» Directions
Find the lines holding "perfect" and copy them.

——————————

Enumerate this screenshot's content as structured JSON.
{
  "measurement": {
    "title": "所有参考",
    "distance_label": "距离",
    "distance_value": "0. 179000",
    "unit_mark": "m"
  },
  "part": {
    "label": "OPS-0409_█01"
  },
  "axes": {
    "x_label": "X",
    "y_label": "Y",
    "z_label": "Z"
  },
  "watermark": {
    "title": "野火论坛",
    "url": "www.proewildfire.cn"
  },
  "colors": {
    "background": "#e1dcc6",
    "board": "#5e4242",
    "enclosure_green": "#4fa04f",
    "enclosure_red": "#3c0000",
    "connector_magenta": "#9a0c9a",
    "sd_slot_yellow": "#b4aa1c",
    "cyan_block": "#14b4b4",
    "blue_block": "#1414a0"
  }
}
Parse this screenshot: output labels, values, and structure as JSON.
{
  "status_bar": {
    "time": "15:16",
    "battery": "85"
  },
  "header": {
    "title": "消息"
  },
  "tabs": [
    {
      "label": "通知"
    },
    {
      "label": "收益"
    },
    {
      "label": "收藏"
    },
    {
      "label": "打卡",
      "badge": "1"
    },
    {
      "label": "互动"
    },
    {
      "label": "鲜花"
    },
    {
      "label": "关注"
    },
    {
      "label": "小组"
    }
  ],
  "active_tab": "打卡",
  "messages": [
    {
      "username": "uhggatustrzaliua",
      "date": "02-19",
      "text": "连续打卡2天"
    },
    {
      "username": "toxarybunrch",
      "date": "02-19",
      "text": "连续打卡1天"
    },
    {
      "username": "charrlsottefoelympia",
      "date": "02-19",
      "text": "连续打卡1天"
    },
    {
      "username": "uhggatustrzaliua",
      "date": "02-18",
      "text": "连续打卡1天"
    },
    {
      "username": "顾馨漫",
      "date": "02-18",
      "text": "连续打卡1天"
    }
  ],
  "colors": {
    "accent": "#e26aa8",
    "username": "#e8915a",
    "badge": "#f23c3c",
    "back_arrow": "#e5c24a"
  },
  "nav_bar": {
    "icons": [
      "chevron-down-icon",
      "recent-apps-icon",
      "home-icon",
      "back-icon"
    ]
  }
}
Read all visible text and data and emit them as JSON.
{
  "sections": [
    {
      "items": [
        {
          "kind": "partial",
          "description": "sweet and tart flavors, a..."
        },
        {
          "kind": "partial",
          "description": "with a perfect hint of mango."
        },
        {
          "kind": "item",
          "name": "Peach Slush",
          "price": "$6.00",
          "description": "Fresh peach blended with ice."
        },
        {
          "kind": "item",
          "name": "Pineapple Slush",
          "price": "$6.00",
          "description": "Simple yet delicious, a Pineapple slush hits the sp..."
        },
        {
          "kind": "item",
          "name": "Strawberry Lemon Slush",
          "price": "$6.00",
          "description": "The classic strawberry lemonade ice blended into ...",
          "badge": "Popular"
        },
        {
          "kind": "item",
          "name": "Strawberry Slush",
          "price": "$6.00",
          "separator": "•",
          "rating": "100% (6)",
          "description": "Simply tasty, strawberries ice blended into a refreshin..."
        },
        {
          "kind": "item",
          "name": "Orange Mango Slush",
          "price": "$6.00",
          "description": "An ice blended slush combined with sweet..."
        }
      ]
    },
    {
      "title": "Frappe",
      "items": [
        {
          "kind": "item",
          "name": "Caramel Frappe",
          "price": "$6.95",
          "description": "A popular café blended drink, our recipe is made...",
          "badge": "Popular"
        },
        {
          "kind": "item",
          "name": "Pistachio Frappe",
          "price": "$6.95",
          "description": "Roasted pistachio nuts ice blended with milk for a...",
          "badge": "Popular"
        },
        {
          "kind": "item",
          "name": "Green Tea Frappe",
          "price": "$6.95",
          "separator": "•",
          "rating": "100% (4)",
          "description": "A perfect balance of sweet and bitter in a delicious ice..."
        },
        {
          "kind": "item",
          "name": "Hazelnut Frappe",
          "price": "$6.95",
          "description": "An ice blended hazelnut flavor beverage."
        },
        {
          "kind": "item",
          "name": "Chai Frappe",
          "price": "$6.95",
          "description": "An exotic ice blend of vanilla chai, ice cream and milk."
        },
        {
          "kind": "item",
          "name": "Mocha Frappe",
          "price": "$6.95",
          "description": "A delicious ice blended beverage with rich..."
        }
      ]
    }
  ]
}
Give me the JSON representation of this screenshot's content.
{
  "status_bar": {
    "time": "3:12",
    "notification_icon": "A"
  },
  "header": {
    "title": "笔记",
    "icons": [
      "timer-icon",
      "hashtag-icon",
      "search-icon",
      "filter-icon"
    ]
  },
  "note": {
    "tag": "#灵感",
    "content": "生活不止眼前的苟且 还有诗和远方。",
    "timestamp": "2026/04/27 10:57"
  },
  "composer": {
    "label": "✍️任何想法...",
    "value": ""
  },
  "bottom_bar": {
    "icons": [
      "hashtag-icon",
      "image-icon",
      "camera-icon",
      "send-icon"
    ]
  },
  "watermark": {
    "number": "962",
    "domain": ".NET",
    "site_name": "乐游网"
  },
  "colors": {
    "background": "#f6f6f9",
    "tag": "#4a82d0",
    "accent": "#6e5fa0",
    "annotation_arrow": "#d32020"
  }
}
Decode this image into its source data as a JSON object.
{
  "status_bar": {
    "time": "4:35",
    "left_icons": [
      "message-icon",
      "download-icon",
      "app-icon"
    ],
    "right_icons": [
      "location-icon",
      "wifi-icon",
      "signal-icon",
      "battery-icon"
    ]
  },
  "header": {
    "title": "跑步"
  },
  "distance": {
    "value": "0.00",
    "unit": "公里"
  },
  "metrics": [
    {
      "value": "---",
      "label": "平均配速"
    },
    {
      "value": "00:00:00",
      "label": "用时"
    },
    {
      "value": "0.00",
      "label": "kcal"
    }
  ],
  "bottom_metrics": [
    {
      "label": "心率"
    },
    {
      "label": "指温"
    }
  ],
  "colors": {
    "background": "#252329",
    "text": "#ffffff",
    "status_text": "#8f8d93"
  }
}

——————————

» Correct answer
          "description": "with a perfect hint of mango."
          "description": "A perfect balance of sweet and bitter in a delicious ice..."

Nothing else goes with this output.